"""
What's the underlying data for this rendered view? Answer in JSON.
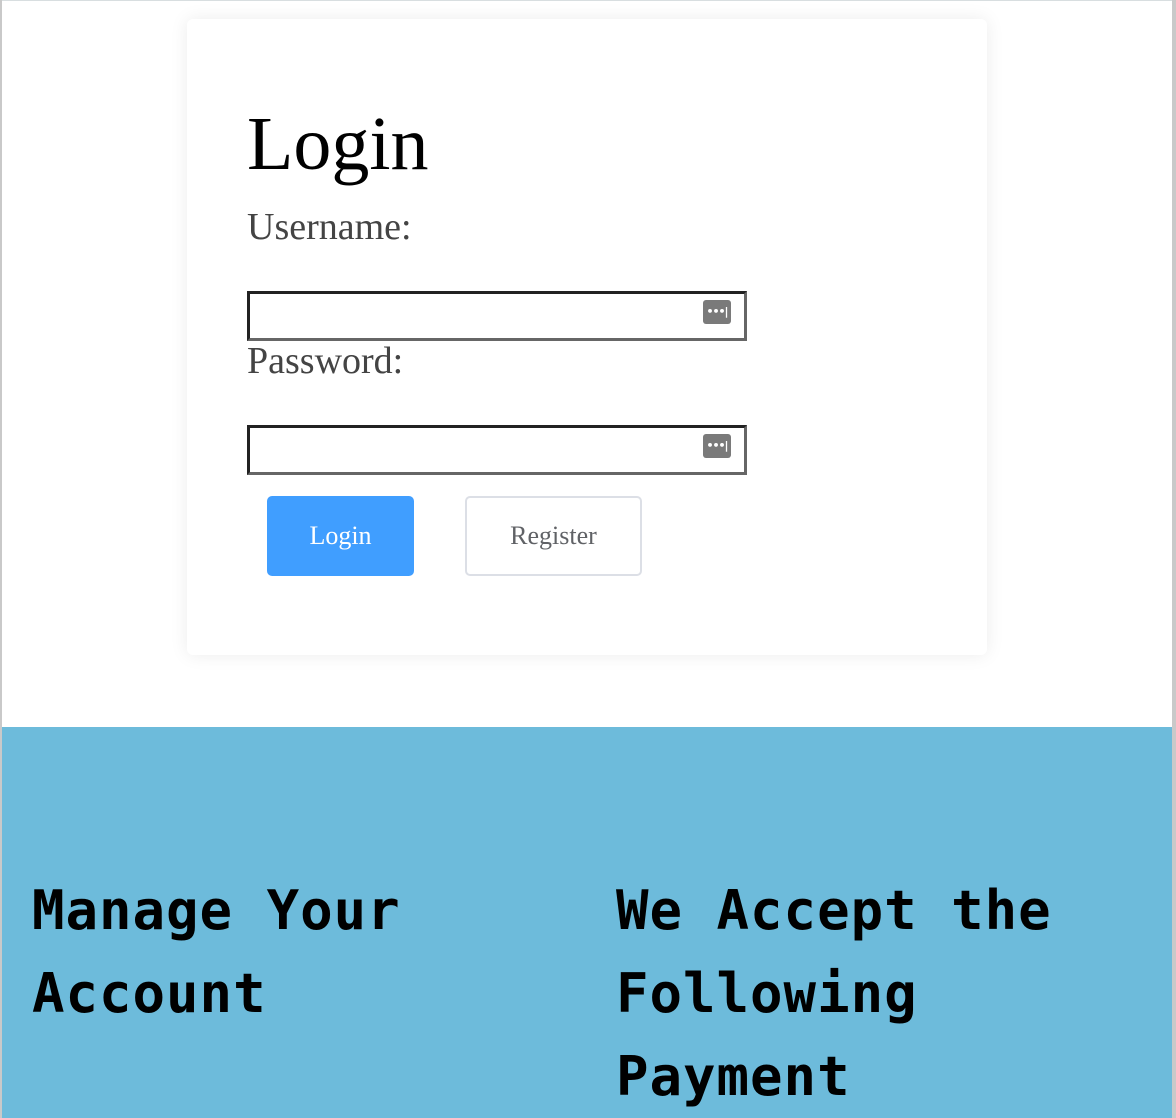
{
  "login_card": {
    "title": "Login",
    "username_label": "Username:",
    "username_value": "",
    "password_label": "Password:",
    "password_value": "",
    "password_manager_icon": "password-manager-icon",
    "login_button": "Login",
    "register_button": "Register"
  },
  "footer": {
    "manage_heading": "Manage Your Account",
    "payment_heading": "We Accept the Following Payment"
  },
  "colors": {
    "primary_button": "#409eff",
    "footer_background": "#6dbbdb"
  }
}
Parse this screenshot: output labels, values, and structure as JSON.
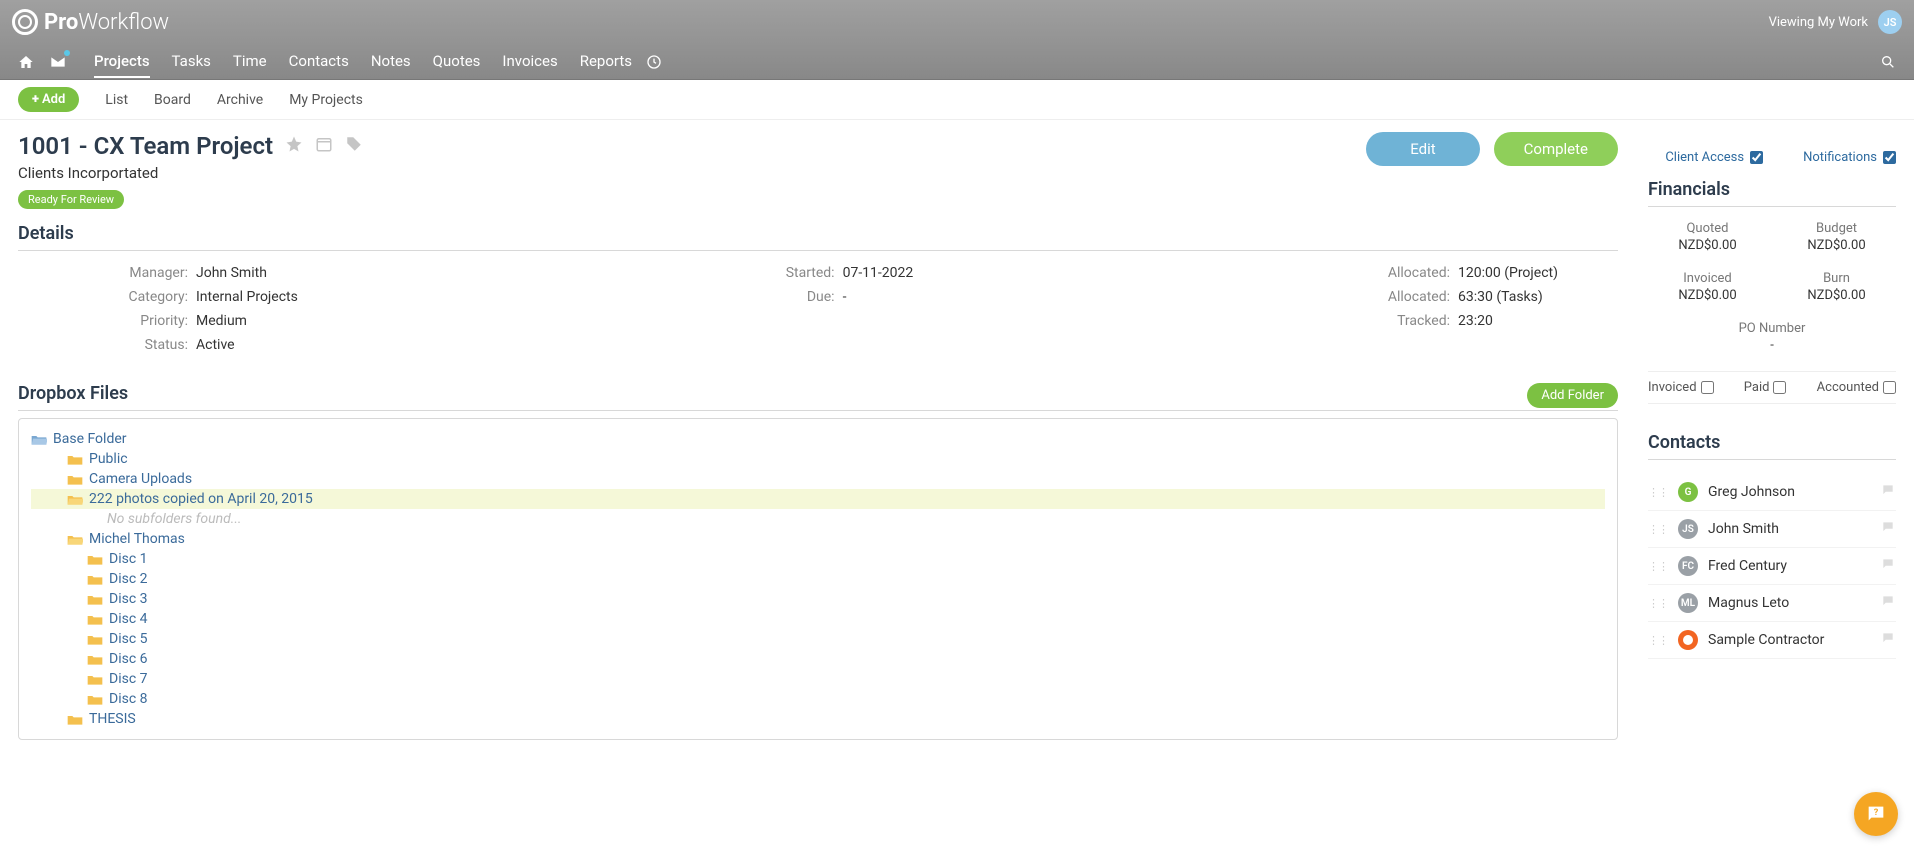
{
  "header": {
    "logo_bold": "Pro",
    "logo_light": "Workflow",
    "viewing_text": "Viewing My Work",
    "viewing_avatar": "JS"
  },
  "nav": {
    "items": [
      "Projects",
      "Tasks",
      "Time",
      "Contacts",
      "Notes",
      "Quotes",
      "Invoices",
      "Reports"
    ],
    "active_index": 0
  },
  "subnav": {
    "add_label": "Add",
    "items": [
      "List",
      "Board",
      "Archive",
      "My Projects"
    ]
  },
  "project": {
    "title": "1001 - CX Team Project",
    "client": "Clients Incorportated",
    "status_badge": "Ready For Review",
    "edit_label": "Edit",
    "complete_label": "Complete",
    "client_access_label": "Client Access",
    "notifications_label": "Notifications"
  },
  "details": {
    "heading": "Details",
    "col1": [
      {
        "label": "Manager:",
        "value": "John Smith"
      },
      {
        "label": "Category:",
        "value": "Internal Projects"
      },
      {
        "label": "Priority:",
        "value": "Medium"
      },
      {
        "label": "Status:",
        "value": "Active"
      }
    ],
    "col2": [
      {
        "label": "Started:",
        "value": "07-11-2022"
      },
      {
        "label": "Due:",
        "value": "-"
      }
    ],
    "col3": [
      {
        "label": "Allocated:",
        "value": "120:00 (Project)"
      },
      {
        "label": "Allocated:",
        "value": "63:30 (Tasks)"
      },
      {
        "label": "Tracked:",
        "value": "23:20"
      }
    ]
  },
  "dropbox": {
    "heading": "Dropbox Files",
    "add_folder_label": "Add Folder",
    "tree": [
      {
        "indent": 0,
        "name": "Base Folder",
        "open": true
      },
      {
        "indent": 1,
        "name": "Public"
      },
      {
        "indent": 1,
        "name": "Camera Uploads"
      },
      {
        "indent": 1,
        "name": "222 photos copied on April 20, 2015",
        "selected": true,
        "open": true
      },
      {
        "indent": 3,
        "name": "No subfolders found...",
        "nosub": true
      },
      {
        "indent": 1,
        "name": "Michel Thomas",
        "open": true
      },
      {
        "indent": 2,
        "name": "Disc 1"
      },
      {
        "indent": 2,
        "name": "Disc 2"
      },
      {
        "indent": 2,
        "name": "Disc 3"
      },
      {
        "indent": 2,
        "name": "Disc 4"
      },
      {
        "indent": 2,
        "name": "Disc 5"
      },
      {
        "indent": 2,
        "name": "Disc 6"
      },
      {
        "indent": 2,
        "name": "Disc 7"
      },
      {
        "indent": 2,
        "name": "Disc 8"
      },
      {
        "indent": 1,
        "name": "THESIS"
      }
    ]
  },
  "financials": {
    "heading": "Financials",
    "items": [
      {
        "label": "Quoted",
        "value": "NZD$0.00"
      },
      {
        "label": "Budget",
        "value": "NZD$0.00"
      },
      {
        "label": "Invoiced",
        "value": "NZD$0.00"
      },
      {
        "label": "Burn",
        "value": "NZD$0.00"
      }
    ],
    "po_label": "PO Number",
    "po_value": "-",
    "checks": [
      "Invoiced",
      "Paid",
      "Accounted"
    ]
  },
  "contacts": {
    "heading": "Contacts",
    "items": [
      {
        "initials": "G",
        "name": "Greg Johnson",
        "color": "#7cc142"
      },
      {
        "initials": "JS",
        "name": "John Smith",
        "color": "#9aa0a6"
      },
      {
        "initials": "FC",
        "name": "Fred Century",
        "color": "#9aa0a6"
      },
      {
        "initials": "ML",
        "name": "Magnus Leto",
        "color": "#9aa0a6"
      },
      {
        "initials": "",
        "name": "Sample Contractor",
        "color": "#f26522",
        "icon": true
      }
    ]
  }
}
"""
> REQUIRED TASK
Without the pictures, print the records in full, exactly as they appear.

> OUTPUT OF THE TASK
What's the underlying data for this rendered view? Answer in JSON.
{
  "login_card": {
    "title": "Login",
    "username_label": "Username:",
    "username_value": "",
    "password_label": "Password:",
    "password_value": "",
    "password_manager_icon": "password-manager-icon",
    "login_button": "Login",
    "register_button": "Register"
  },
  "footer": {
    "manage_heading": "Manage Your Account",
    "payment_heading": "We Accept the Following Payment"
  },
  "colors": {
    "primary_button": "#409eff",
    "footer_background": "#6dbbdb"
  }
}
Parse this screenshot: output labels, values, and structure as JSON.
{
  "header": {
    "logo_bold": "Pro",
    "logo_light": "Workflow",
    "viewing_text": "Viewing My Work",
    "viewing_avatar": "JS"
  },
  "nav": {
    "items": [
      "Projects",
      "Tasks",
      "Time",
      "Contacts",
      "Notes",
      "Quotes",
      "Invoices",
      "Reports"
    ],
    "active_index": 0
  },
  "subnav": {
    "add_label": "Add",
    "items": [
      "List",
      "Board",
      "Archive",
      "My Projects"
    ]
  },
  "project": {
    "title": "1001 - CX Team Project",
    "client": "Clients Incorportated",
    "status_badge": "Ready For Review",
    "edit_label": "Edit",
    "complete_label": "Complete",
    "client_access_label": "Client Access",
    "notifications_label": "Notifications"
  },
  "details": {
    "heading": "Details",
    "col1": [
      {
        "label": "Manager:",
        "value": "John Smith"
      },
      {
        "label": "Category:",
        "value": "Internal Projects"
      },
      {
        "label": "Priority:",
        "value": "Medium"
      },
      {
        "label": "Status:",
        "value": "Active"
      }
    ],
    "col2": [
      {
        "label": "Started:",
        "value": "07-11-2022"
      },
      {
        "label": "Due:",
        "value": "-"
      }
    ],
    "col3": [
      {
        "label": "Allocated:",
        "value": "120:00 (Project)"
      },
      {
        "label": "Allocated:",
        "value": "63:30 (Tasks)"
      },
      {
        "label": "Tracked:",
        "value": "23:20"
      }
    ]
  },
  "dropbox": {
    "heading": "Dropbox Files",
    "add_folder_label": "Add Folder",
    "tree": [
      {
        "indent": 0,
        "name": "Base Folder",
        "open": true
      },
      {
        "indent": 1,
        "name": "Public"
      },
      {
        "indent": 1,
        "name": "Camera Uploads"
      },
      {
        "indent": 1,
        "name": "222 photos copied on April 20, 2015",
        "selected": true,
        "open": true
      },
      {
        "indent": 3,
        "name": "No subfolders found...",
        "nosub": true
      },
      {
        "indent": 1,
        "name": "Michel Thomas",
        "open": true
      },
      {
        "indent": 2,
        "name": "Disc 1"
      },
      {
        "indent": 2,
        "name": "Disc 2"
      },
      {
        "indent": 2,
        "name": "Disc 3"
      },
      {
        "indent": 2,
        "name": "Disc 4"
      },
      {
        "indent": 2,
        "name": "Disc 5"
      },
      {
        "indent": 2,
        "name": "Disc 6"
      },
      {
        "indent": 2,
        "name": "Disc 7"
      },
      {
        "indent": 2,
        "name": "Disc 8"
      },
      {
        "indent": 1,
        "name": "THESIS"
      }
    ]
  },
  "financials": {
    "heading": "Financials",
    "items": [
      {
        "label": "Quoted",
        "value": "NZD$0.00"
      },
      {
        "label": "Budget",
        "value": "NZD$0.00"
      },
      {
        "label": "Invoiced",
        "value": "NZD$0.00"
      },
      {
        "label": "Burn",
        "value": "NZD$0.00"
      }
    ],
    "po_label": "PO Number",
    "po_value": "-",
    "checks": [
      "Invoiced",
      "Paid",
      "Accounted"
    ]
  },
  "contacts": {
    "heading": "Contacts",
    "items": [
      {
        "initials": "G",
        "name": "Greg Johnson",
        "color": "#7cc142"
      },
      {
        "initials": "JS",
        "name": "John Smith",
        "color": "#9aa0a6"
      },
      {
        "initials": "FC",
        "name": "Fred Century",
        "color": "#9aa0a6"
      },
      {
        "initials": "ML",
        "name": "Magnus Leto",
        "color": "#9aa0a6"
      },
      {
        "initials": "",
        "name": "Sample Contractor",
        "color": "#f26522",
        "icon": true
      }
    ]
  }
}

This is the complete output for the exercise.